# [Request]
Your copy of the material below should match it exactly, except that it holds no pictures.

# [Supplied material]
·····

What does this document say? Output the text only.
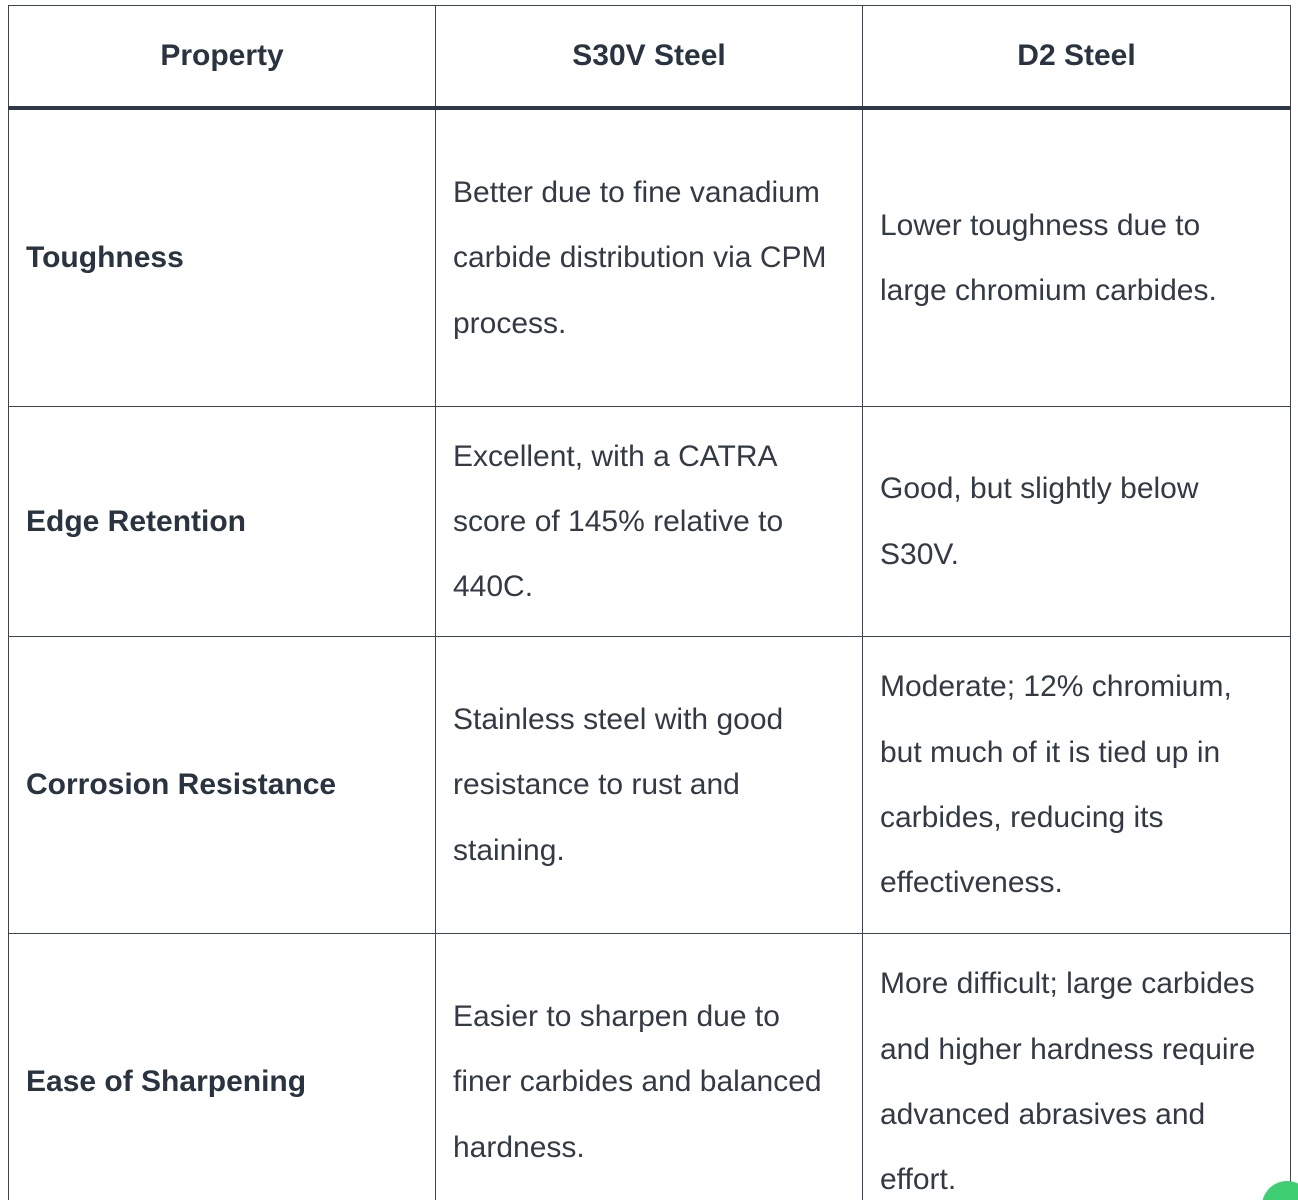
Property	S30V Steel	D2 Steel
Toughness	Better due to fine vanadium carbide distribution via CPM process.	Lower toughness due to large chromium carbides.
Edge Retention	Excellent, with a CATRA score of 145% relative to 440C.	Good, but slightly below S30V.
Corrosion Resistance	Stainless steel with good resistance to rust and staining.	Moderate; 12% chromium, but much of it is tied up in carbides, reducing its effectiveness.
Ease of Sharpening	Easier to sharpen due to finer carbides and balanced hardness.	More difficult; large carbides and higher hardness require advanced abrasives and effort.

·····

# [Solution]
What does this document say? Output the text only.
Property	S30V Steel	D2 Steel
Toughness	Better due to fine vanadium carbide distribution via CPM process.	Lower toughness due to large chromium carbides.
Edge Retention	Excellent, with a CATRA score of 145% relative to 440C.	Good, but slightly below S30V.
Corrosion Resistance	Stainless steel with good resistance to rust and staining.	Moderate; 12% chromium, but much of it is tied up in carbides, reducing its effectiveness.
Ease of Sharpening	Easier to sharpen due to finer carbides and balanced hardness.	More difficult; large carbides and higher hardness require advanced abrasives and effort.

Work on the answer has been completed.